TASKS TO PERFORM:
1/ Render the sentence "Translation is a surprisingly controversial field." from the passage on translation into Spanish.
2/ Duplicate the part of the passage on translation starting at "Translation is a fascinating" and ending at "Headley’s new translation.".

EXTRACT:
----------

Translation is a fascinating topic. I talked about some of my own experiences with translating dead languages in a previous column on Turning Darkness into Light and how Marie Brennan uses dead languages to great effect in that book. Today, I’m going to talk a little bit about theories of translation, then I’m going to get into the specifics of Headley’s new translation.

Translation is a surprisingly controversial field. One might think “oh, you just take these words and turn them into these other words, how’s that so hard?” But the reality of translation isn’t quite that simple or straightforward. The translator has to decide how they’re going to translate some things, such as cultural references. You’re probably familiar with the Pokémon anime series. There’s a scene where Brock is eating rice balls (onigiri), and the US dub calls them “jelly donuts.” This is widely seen as an absurd choice, because onigiri look nothing like donuts and don’t even really fill the same gustatory niche. However, the target demographic for the show is elementary school kids, regardless of what other demographics also watch it. The average (probably White) first grader isn’t going to pay that much attention, or even really care, the logic goes, so why not use something American instead? That in turn raises the question of whether this is cultural homogenization or some other type of racism, and now the whole translation question doesn’t look so simple, does it?

----------

DATA LISTING:
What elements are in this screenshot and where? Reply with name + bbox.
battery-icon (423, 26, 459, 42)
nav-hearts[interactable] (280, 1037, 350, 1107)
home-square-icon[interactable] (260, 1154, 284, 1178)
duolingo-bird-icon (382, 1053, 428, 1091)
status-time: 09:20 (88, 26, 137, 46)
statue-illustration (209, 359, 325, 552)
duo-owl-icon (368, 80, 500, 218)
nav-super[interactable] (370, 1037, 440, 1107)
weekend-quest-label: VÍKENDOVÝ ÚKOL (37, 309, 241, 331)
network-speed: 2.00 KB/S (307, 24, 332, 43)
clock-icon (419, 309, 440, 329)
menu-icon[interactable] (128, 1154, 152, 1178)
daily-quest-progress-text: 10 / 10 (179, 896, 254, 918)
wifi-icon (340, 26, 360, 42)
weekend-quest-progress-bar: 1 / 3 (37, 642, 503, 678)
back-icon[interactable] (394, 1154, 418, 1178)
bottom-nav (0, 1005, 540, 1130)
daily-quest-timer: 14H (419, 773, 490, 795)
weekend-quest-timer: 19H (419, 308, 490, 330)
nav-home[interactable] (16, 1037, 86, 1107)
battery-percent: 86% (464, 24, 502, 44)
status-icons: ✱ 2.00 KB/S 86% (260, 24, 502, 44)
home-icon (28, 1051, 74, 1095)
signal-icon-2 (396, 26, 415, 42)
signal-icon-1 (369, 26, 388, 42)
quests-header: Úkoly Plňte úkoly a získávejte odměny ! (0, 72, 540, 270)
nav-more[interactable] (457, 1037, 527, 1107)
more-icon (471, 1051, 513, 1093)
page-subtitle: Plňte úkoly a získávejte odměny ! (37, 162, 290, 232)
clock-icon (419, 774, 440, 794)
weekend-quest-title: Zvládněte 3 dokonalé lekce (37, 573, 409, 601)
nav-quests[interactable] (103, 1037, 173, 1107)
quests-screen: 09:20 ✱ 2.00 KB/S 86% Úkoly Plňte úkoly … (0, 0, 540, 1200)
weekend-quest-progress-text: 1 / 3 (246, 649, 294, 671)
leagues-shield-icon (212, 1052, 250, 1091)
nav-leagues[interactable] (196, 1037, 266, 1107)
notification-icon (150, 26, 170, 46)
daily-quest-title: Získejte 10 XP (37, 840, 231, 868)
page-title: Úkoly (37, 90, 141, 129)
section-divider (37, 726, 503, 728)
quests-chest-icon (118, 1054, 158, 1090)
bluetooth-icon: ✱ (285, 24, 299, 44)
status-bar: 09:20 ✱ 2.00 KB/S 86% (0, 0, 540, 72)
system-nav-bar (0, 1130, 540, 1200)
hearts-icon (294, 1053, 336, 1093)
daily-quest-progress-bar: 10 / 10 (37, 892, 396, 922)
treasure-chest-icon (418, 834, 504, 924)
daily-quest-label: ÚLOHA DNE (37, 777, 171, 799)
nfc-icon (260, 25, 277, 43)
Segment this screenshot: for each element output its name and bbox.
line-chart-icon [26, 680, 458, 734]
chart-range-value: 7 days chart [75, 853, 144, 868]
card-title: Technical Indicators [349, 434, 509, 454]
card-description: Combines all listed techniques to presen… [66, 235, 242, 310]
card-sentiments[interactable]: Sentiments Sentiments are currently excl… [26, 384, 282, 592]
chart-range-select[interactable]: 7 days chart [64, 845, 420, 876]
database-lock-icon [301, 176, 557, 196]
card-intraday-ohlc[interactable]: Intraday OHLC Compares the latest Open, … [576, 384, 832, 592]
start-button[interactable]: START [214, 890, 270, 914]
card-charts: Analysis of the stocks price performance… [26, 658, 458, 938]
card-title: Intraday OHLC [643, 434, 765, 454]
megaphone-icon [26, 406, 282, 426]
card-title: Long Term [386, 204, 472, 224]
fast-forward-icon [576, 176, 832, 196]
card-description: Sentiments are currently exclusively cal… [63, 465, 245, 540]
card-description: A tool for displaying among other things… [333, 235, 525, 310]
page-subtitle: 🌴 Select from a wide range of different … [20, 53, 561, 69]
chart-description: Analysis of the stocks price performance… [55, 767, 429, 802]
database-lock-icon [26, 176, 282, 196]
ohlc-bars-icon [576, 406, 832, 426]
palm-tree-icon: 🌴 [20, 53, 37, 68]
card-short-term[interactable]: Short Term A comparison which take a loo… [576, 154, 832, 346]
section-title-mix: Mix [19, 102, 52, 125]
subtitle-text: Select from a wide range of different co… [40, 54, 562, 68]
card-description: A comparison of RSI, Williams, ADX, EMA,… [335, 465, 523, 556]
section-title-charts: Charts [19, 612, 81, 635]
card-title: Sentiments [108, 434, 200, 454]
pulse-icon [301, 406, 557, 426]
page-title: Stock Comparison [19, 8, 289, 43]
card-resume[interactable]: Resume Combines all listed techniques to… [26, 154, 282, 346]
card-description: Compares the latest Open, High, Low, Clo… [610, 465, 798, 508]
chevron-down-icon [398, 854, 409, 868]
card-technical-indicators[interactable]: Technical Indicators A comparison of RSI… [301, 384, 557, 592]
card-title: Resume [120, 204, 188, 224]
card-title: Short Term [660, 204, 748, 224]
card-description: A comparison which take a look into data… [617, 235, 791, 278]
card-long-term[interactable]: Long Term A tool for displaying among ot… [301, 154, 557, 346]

----------

THE REPLIES:
1/ La traducción es un campo sorprendentemente controvertido.

2/
Translation is a fascinating topic. I talked about some of my own experiences with translating dead languages in a previous column on Turning Darkness into Light and how Marie Brennan uses dead languages to great effect in that book. Today, I’m going to talk a little bit about theories of translation, then I’m going to get into the specifics of Headley’s new translation.